Edit the records by replacing every occurrence of "Особенная часть" with "Общая часть", keeping everything else the same, and leave out the pictures when you write them again.

Layout records:
START
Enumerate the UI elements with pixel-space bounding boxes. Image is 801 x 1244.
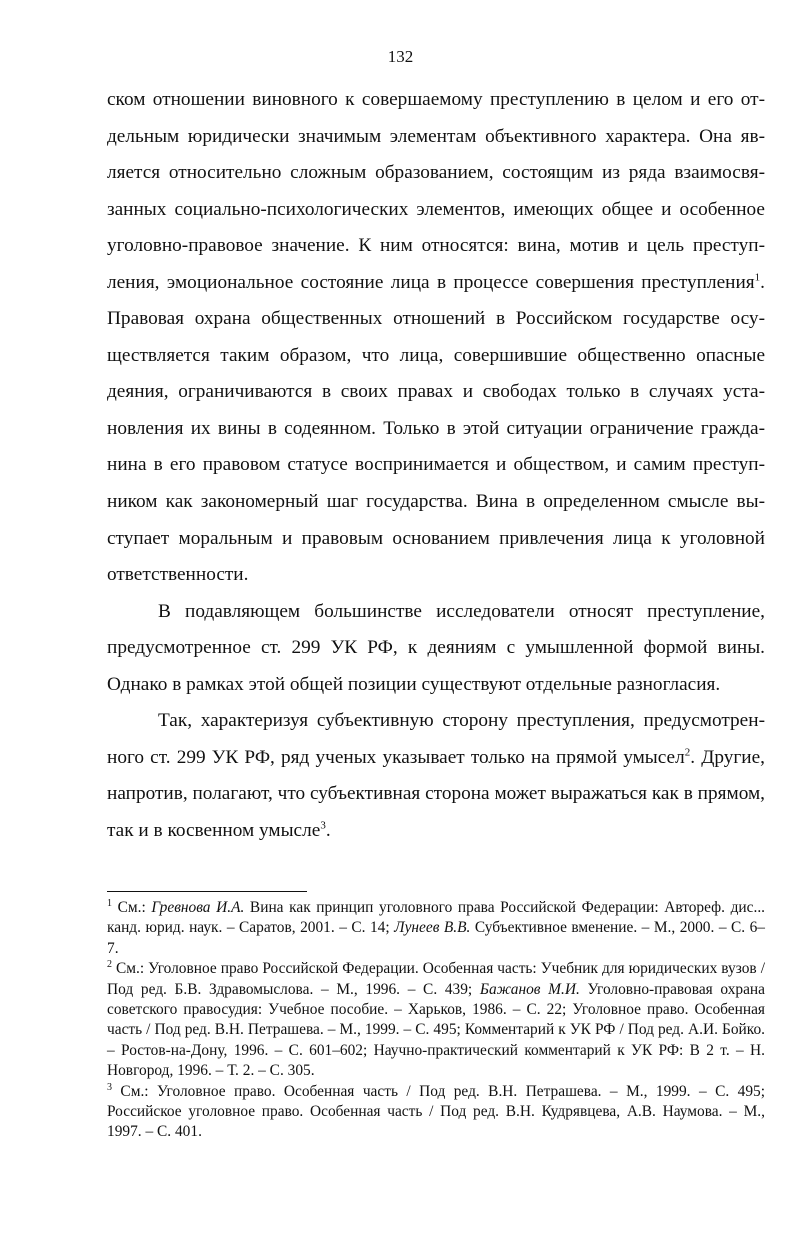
footnote-1-prefix: См.: xyxy=(112,899,152,916)
footnote-2-marker: 2 xyxy=(107,959,112,971)
footnote-3-prefix: См.: Уголовное право. Особенная часть / Под ред. В.Н. Петрашева. – М., 1999. – С. 495; Российское уголовное право. Особенная часть / Под ред. В.Н. Кудрявцева, А.В. Наумова. – М., 1997. – С. 401. xyxy=(107,1082,765,1141)
footnote-1-marker: 1 xyxy=(107,897,112,909)
footnote-ref-2[interactable]: 2 xyxy=(684,746,691,759)
paragraph-3 xyxy=(107,703,765,849)
footnote-3-marker: 3 xyxy=(107,1081,112,1093)
paragraph-1-text-a: ском отношении виновного к совершаемому преступлению в целом и его отдельным юридически значимым элементам объективного характера. Она является относительно сложным образованием, состоящим из ряда взаимосвязанных социально-психологических элементов, имеющих общее и особенное уголовно-правовое значение. К ним относятся: вина, мотив и цель преступления, эмоциональное состояние лица в процессе совершения преступления xyxy=(107,89,765,293)
paragraph-2: В подавляющем большинстве исследователи относят преступление, предусмотренное ст. 299 УК РФ, к деяниям с умышленной формой вины. Однако в рамках этой общей позиции существуют отдельные разногласия. xyxy=(107,600,765,695)
footnote-ref-1[interactable]: 1 xyxy=(754,271,761,284)
footnote-2-prefix: См.: Уголовное право Российской Федерации. Особенная часть: Учебник для юридических вузов / Под ред. Б.В. Здравомыслова. – М., 1996. – С. 439; xyxy=(107,960,765,998)
paragraph-3-text-a: Так, характеризуя субъективную сторону преступления, предусмотренного ст. 299 УК РФ, ряд ученых указывает только на прямой умысел xyxy=(107,710,765,768)
footnote-1-author-1: Гревнова И.А. xyxy=(151,899,245,916)
footnote-1 xyxy=(107,898,765,959)
footnote-2-text-1: Уголовно-правовая охрана советского правосудия: Учебное пособие. – Харьков, 1986. – С. 22; Уголовное право. Особенная часть / Под ред. В.Н. Петрашева. – М., 1999. – С. 495; Комментарий к УК РФ / Под ред. А.И. Бойко. – Ростов-на-Дону, 1996. – С. 601–602; Научно-практический комментарий к УК РФ: В 2 т. – Н. Новгород, 1996. – Т. 2. – С. 305. xyxy=(107,980,766,1080)
footnote-1-text-2: Субъективное вменение. – М., 2000. – С. 6–7. xyxy=(107,919,766,957)
footnote-2 xyxy=(107,959,765,1081)
footnote-ref-3[interactable]: 3 xyxy=(320,819,326,832)
footnote-1-text-1: Вина как принцип уголовного права Российской Федерации: Автореф. дис... канд. юрид. наук. – Саратов, 2001. – С. 14; xyxy=(107,899,766,937)
footnotes xyxy=(107,898,765,1143)
footnote-3 xyxy=(107,1082,765,1143)
footnote-2-author-1: Бажанов М.И. xyxy=(479,980,580,998)
page-number: 132 xyxy=(387,47,414,66)
paragraph-3-text-b: . Другие, напротив, полагают, что субъективная сторона может выражаться как в прямом, так и в косвенном умысле xyxy=(107,746,765,841)
footnote-divider xyxy=(107,891,307,892)
paragraph-1-text-b: . Правовая охрана общественных отношений в Российском государстве осуществляется таким образом, что лица, совершившие общественно опасные деяния, ограничиваются в своих правах и свободах только в случаях установления их вины в содеянном. Только в этой ситуации ограничение гражданина в его правовом статусе воспринимается и обществом, и самим преступником как закономерный шаг государства. Вина в определенном смысле выступает моральным и правовым основанием привлечения лица к уголовной ответственности. xyxy=(107,271,765,586)
paragraph-1 xyxy=(107,82,765,594)
footnote-1-author-2: Лунеев В.В. xyxy=(394,919,471,937)
body-text xyxy=(107,82,765,849)
paragraph-3-text-c: . xyxy=(325,819,331,841)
END
*FINAL ANSWER*:
Enumerate the UI elements with pixel-space bounding boxes. Image is 801 x 1244.
footnote-1-prefix: См.: xyxy=(112,899,152,916)
footnote-2-marker: 2 xyxy=(107,959,112,971)
footnote-3-prefix: См.: Уголовное право. Общая часть / Под ред. В.Н. Петрашева. – М., 1999. – С. 495; Российское уголовное право. Общая часть / Под ред. В.Н. Кудрявцева, А.В. Наумова. – М., 1997. – С. 401. xyxy=(107,1082,765,1141)
footnote-1-marker: 1 xyxy=(107,897,112,909)
footnote-ref-2[interactable]: 2 xyxy=(684,746,691,759)
paragraph-3 xyxy=(107,703,765,849)
footnote-3-marker: 3 xyxy=(107,1081,112,1093)
paragraph-1-text-a: ском отношении виновного к совершаемому преступлению в целом и его отдельным юридически значимым элементам объективного характера. Она является относительно сложным образованием, состоящим из ряда взаимосвязанных социально-психологических элементов, имеющих общее и особенное уголовно-правовое значение. К ним относятся: вина, мотив и цель преступления, эмоциональное состояние лица в процессе совершения преступления xyxy=(107,89,765,293)
paragraph-2: В подавляющем большинстве исследователи относят преступление, предусмотренное ст. 299 УК РФ, к деяниям с умышленной формой вины. Однако в рамках этой общей позиции существуют отдельные разногласия. xyxy=(107,600,765,695)
footnote-ref-1[interactable]: 1 xyxy=(754,271,761,284)
footnote-2-prefix: См.: Уголовное право Российской Федерации. Общая часть: Учебник для юридических вузов / Под ред. Б.В. Здравомыслова. – М., 1996. – С. 439; xyxy=(107,960,765,998)
paragraph-3-text-a: Так, характеризуя субъективную сторону преступления, предусмотренного ст. 299 УК РФ, ряд ученых указывает только на прямой умысел xyxy=(107,710,765,768)
footnote-1-author-1: Гревнова И.А. xyxy=(151,899,245,916)
footnote-1 xyxy=(107,898,765,959)
footnote-2-text-1: Уголовно-правовая охрана советского правосудия: Учебное пособие. – Харьков, 1986. – С. 22; Уголовное право. Общая часть / Под ред. В.Н. Петрашева. – М., 1999. – С. 495; Комментарий к УК РФ / Под ред. А.И. Бойко. – Ростов-на-Дону, 1996. – С. 601–602; Научно-практический комментарий к УК РФ: В 2 т. – Н. Новгород, 1996. – Т. 2. – С. 305. xyxy=(107,980,766,1080)
footnote-1-text-2: Субъективное вменение. – М., 2000. – С. 6–7. xyxy=(107,919,766,957)
footnote-2 xyxy=(107,959,765,1081)
footnote-ref-3[interactable]: 3 xyxy=(320,819,326,832)
footnote-1-text-1: Вина как принцип уголовного права Российской Федерации: Автореф. дис... канд. юрид. наук. – Саратов, 2001. – С. 14; xyxy=(107,899,766,937)
footnotes xyxy=(107,898,765,1143)
footnote-3 xyxy=(107,1082,765,1143)
footnote-2-author-1: Бажанов М.И. xyxy=(479,980,580,998)
page-number: 132 xyxy=(387,47,414,66)
paragraph-3-text-b: . Другие, напротив, полагают, что субъективная сторона может выражаться как в прямом, так и в косвенном умысле xyxy=(107,746,765,841)
footnote-divider xyxy=(107,891,307,892)
paragraph-1-text-b: . Правовая охрана общественных отношений в Российском государстве осуществляется таким образом, что лица, совершившие общественно опасные деяния, ограничиваются в своих правах и свободах только в случаях установления их вины в содеянном. Только в этой ситуации ограничение гражданина в его правовом статусе воспринимается и обществом, и самим преступником как закономерный шаг государства. Вина в определенном смысле выступает моральным и правовым основанием привлечения лица к уголовной ответственности. xyxy=(107,271,765,586)
paragraph-1 xyxy=(107,82,765,594)
footnote-1-author-2: Лунеев В.В. xyxy=(394,919,471,937)
body-text xyxy=(107,82,765,849)
paragraph-3-text-c: . xyxy=(325,819,331,841)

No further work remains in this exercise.